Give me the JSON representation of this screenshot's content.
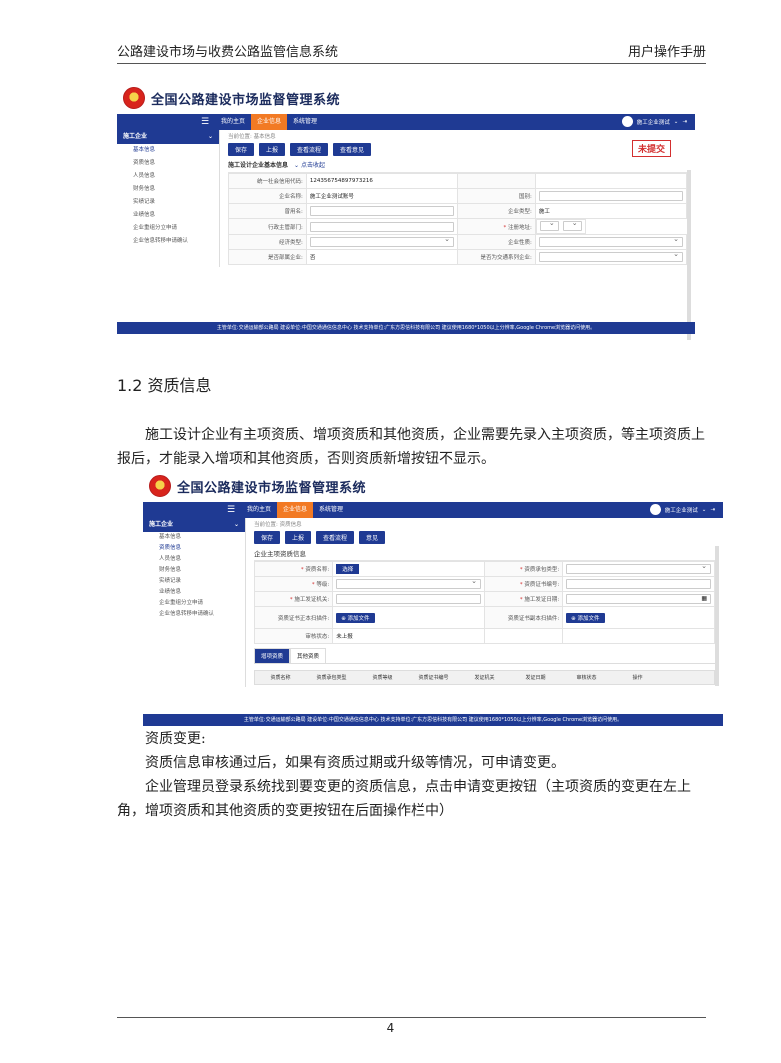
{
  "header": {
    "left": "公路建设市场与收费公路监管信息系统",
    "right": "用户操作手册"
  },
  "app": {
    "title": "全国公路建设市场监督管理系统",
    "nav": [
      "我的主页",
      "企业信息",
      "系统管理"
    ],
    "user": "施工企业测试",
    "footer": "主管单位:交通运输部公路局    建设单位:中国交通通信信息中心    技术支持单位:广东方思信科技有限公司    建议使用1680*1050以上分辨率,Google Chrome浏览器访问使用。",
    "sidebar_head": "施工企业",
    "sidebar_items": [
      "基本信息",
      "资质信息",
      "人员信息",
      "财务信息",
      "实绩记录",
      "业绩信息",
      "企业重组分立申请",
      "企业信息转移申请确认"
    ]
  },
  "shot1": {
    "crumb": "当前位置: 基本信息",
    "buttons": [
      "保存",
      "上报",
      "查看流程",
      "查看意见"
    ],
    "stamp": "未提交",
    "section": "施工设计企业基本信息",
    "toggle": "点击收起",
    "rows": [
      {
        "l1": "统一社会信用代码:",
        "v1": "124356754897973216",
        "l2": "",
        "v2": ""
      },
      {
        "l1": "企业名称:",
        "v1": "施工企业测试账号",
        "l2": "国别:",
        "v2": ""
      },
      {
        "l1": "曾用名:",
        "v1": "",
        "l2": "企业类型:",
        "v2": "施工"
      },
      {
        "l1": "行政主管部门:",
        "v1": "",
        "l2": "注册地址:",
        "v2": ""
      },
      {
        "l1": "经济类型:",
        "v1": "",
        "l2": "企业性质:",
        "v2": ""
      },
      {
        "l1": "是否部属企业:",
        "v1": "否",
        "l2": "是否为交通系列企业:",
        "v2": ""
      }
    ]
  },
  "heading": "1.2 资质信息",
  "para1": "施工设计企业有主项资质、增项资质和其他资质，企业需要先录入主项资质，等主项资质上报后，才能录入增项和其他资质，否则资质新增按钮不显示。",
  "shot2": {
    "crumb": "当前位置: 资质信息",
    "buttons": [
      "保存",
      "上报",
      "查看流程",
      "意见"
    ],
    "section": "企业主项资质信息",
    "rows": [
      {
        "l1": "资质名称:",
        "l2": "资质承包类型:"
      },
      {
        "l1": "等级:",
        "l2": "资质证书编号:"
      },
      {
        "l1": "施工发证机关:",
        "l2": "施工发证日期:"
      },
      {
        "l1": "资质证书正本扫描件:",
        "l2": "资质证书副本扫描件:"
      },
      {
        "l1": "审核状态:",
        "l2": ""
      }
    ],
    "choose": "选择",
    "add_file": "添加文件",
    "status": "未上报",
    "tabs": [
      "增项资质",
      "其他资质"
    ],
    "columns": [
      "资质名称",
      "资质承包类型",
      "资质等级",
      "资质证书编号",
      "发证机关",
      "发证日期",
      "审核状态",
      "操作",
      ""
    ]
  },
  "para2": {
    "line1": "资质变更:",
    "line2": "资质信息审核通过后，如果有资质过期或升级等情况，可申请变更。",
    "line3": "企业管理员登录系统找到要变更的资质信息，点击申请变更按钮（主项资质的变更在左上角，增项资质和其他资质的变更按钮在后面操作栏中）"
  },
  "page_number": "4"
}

────────

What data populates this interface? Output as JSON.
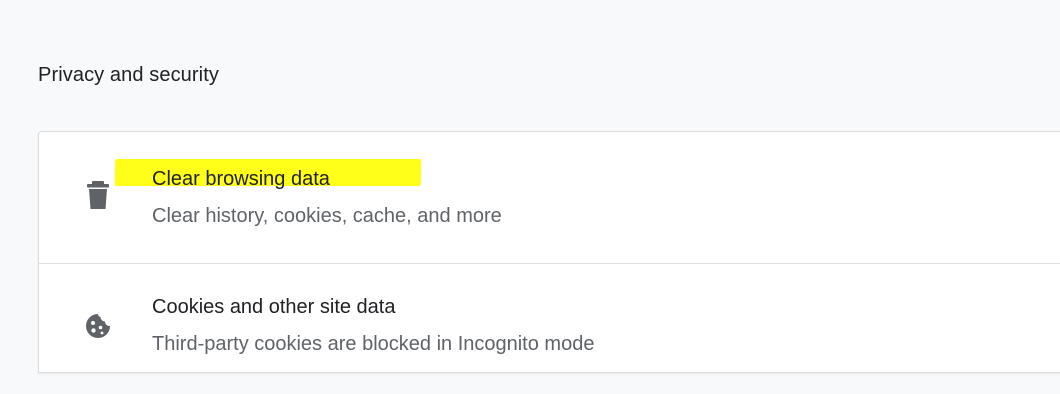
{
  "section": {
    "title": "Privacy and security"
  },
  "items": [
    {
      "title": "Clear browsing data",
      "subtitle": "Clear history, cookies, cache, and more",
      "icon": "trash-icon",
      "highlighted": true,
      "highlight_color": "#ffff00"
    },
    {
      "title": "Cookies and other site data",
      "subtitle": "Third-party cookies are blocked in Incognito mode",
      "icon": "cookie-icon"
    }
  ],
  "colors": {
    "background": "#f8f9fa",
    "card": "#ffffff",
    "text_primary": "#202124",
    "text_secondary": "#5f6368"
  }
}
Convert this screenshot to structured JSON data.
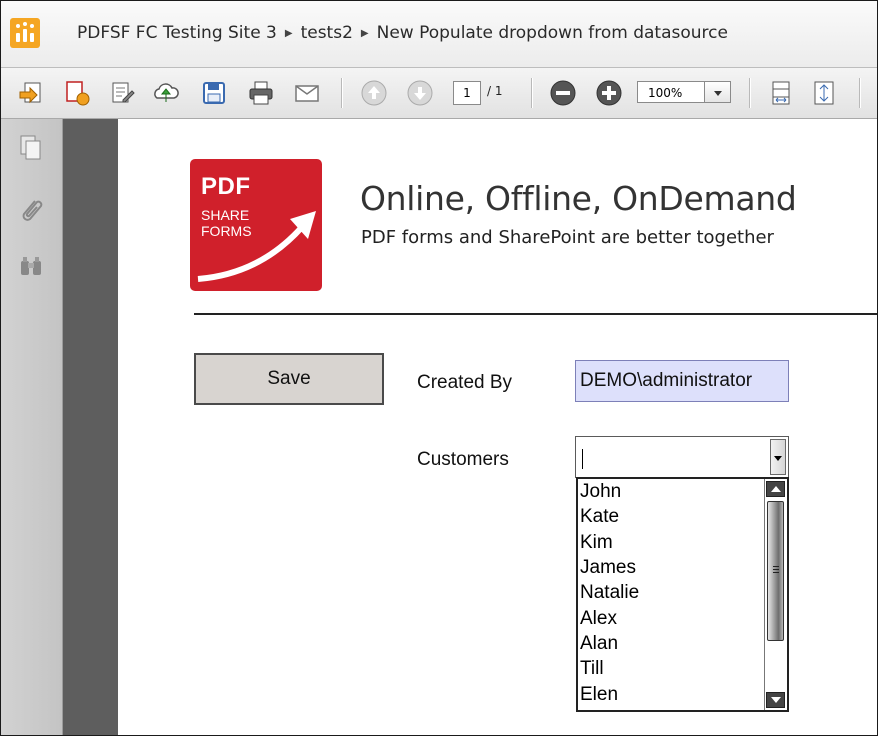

────────

In the listing above, find the line with "What data populates" and the line with "Convert this screenshot". Set down both and every line between them, minus the pictures.

= Answer to this task =
What data populates this interface? Output as JSON.
{
  "section": {
    "title": "Privacy and security"
  },
  "items": [
    {
      "title": "Clear browsing data",
      "subtitle": "Clear history, cookies, cache, and more",
      "icon": "trash-icon",
      "highlighted": true,
      "highlight_color": "#ffff00"
    },
    {
      "title": "Cookies and other site data",
      "subtitle": "Third-party cookies are blocked in Incognito mode",
      "icon": "cookie-icon"
    }
  ],
  "colors": {
    "background": "#f8f9fa",
    "card": "#ffffff",
    "text_primary": "#202124",
    "text_secondary": "#5f6368"
  }
}
Convert this screenshot to structured JSON data.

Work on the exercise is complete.